• **Written request**
Leave out the pictures and transcribe the rest of the records exactly.

• **Materials provided**
# # # # # # #

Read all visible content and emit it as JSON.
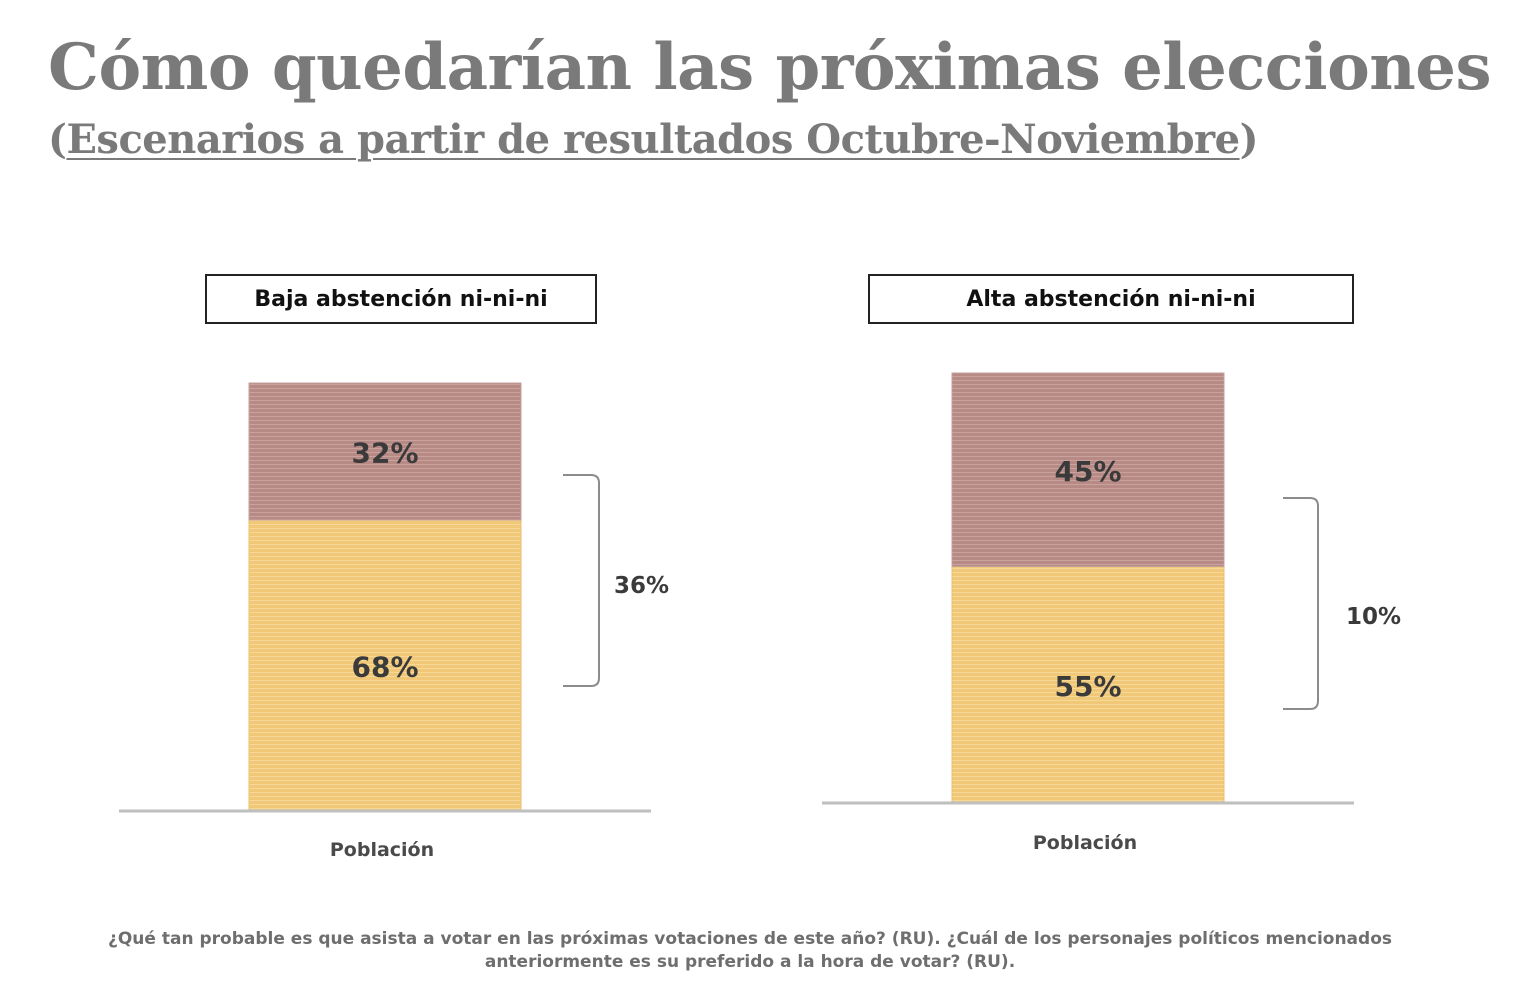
{
  "title": "Cómo quedarían las próximas elecciones",
  "subtitle": {
    "open": "(",
    "text": "Escenarios a partir de resultados Octubre-Noviembre",
    "close": ")"
  },
  "colors": {
    "top_segment": "#b78a86",
    "bottom_segment": "#f0c878",
    "axis": "#bfbfbf",
    "bracket": "#8c8c8c",
    "title": "#7a7a7a"
  },
  "chart_data": [
    {
      "type": "bar",
      "stacked": true,
      "title": "Baja abstención ni-ni-ni",
      "categories": [
        "Población"
      ],
      "series": [
        {
          "values": [
            68
          ],
          "labels": [
            "68%"
          ]
        },
        {
          "values": [
            32
          ],
          "labels": [
            "32%"
          ]
        }
      ],
      "ylim": [
        0,
        100
      ],
      "grid": false,
      "annotation": "36%"
    },
    {
      "type": "bar",
      "stacked": true,
      "title": "Alta abstención ni-ni-ni",
      "categories": [
        "Población"
      ],
      "series": [
        {
          "values": [
            55
          ],
          "labels": [
            "55%"
          ]
        },
        {
          "values": [
            45
          ],
          "labels": [
            "45%"
          ]
        }
      ],
      "ylim": [
        0,
        100
      ],
      "grid": false,
      "annotation": "10%"
    }
  ],
  "footnote": "¿Qué tan probable es que asista a votar en las próximas votaciones de este año? (RU). ¿Cuál de los personajes políticos mencionados anteriormente es su preferido a la hora de votar? (RU)."
}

# # # # # # #

• **Final result**
Read all visible content and emit it as JSON.
{
  "title": "Cómo quedarían las próximas elecciones",
  "subtitle": {
    "open": "(",
    "text": "Escenarios a partir de resultados Octubre-Noviembre",
    "close": ")"
  },
  "colors": {
    "top_segment": "#b78a86",
    "bottom_segment": "#f0c878",
    "axis": "#bfbfbf",
    "bracket": "#8c8c8c",
    "title": "#7a7a7a"
  },
  "chart_data": [
    {
      "type": "bar",
      "stacked": true,
      "title": "Baja abstención ni-ni-ni",
      "categories": [
        "Población"
      ],
      "series": [
        {
          "values": [
            68
          ],
          "labels": [
            "68%"
          ]
        },
        {
          "values": [
            32
          ],
          "labels": [
            "32%"
          ]
        }
      ],
      "ylim": [
        0,
        100
      ],
      "grid": false,
      "annotation": "36%"
    },
    {
      "type": "bar",
      "stacked": true,
      "title": "Alta abstención ni-ni-ni",
      "categories": [
        "Población"
      ],
      "series": [
        {
          "values": [
            55
          ],
          "labels": [
            "55%"
          ]
        },
        {
          "values": [
            45
          ],
          "labels": [
            "45%"
          ]
        }
      ],
      "ylim": [
        0,
        100
      ],
      "grid": false,
      "annotation": "10%"
    }
  ],
  "footnote": "¿Qué tan probable es que asista a votar en las próximas votaciones de este año? (RU). ¿Cuál de los personajes políticos mencionados anteriormente es su preferido a la hora de votar? (RU)."
}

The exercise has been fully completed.